— BEGIN —

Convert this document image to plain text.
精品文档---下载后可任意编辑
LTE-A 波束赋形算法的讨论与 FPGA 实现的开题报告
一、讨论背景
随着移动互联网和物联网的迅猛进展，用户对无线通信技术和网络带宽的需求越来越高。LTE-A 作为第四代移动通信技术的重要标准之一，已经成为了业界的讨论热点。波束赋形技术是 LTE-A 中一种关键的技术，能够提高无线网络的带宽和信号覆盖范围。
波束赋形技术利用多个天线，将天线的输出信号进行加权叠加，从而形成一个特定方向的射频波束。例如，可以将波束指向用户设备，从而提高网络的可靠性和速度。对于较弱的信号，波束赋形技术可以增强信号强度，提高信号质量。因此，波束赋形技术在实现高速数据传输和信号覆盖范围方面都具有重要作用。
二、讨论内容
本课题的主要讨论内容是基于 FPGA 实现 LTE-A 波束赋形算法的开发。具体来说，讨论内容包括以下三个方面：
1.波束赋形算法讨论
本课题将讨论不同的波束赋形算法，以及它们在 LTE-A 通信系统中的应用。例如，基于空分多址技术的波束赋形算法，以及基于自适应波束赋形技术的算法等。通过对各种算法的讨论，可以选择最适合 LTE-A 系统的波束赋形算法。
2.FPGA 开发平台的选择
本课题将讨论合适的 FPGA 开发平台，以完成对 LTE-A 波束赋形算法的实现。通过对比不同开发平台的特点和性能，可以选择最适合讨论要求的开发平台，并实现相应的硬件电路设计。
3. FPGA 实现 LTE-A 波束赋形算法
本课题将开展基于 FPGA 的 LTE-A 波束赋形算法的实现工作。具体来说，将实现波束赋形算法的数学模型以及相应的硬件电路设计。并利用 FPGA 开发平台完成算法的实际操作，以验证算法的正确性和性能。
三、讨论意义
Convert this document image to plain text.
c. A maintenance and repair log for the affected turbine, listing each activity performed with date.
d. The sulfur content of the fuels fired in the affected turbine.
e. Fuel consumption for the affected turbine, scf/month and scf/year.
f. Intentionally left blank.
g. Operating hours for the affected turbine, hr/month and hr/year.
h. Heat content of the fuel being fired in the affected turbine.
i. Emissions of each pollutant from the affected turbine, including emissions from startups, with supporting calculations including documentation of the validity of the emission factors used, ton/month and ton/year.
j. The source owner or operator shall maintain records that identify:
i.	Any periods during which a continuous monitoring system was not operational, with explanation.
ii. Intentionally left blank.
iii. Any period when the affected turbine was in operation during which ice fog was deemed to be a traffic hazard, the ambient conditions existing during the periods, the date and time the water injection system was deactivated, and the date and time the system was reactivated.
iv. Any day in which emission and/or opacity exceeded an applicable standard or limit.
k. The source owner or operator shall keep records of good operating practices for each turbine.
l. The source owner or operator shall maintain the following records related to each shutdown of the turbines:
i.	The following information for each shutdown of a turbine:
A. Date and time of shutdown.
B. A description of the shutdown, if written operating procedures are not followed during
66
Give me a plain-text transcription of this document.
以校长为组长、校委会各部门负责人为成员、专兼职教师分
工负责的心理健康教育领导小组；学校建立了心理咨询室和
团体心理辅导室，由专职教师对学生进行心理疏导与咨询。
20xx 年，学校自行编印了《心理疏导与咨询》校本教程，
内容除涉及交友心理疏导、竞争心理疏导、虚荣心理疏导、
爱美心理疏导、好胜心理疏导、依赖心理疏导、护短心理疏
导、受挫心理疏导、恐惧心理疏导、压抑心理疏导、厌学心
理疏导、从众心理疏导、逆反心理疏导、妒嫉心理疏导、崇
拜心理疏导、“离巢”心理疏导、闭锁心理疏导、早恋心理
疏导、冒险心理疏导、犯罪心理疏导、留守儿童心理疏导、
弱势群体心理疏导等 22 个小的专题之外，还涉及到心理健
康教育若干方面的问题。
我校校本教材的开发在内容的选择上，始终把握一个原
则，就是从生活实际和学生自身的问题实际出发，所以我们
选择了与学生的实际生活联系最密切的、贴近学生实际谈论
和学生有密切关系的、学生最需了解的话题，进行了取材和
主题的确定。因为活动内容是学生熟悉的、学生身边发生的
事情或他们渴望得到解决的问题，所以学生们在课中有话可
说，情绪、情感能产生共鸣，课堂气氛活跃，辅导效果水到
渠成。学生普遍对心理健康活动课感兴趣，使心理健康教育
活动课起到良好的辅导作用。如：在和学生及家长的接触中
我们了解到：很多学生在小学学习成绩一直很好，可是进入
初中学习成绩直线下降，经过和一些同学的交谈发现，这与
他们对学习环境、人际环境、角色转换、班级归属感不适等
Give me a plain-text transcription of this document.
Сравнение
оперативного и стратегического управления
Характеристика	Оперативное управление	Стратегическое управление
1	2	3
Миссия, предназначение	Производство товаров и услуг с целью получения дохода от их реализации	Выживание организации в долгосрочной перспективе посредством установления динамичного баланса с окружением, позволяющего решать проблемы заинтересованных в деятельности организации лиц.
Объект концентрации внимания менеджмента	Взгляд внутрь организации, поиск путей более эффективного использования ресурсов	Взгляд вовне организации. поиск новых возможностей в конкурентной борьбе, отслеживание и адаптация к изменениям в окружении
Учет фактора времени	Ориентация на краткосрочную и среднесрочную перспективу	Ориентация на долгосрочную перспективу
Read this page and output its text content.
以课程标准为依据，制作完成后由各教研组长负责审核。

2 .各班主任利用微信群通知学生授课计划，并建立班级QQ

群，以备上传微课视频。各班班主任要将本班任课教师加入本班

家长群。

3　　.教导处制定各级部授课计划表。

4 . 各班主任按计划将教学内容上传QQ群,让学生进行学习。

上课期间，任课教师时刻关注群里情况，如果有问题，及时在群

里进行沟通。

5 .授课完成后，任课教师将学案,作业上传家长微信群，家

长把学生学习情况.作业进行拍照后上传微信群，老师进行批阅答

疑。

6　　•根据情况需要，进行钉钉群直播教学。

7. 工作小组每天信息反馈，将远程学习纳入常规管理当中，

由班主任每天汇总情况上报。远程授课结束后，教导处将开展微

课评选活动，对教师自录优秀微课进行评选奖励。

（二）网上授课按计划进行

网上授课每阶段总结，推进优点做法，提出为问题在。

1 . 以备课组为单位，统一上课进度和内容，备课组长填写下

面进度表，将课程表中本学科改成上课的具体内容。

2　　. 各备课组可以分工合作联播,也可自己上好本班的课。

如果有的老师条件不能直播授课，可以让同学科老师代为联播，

— END —

WORK REQUIRED:
Copy out every line of the data that includes "with".

RESPONSE:
c. A maintenance and repair log for the affected turbine, listing each activity performed with date.
i. Emissions of each pollutant from the affected turbine, including emissions from startups, with supporting calculations including documentation of the validity of the emission factors used, ton/month and ton/year.
i.	Any periods during which a continuous monitoring system was not operational, with explanation.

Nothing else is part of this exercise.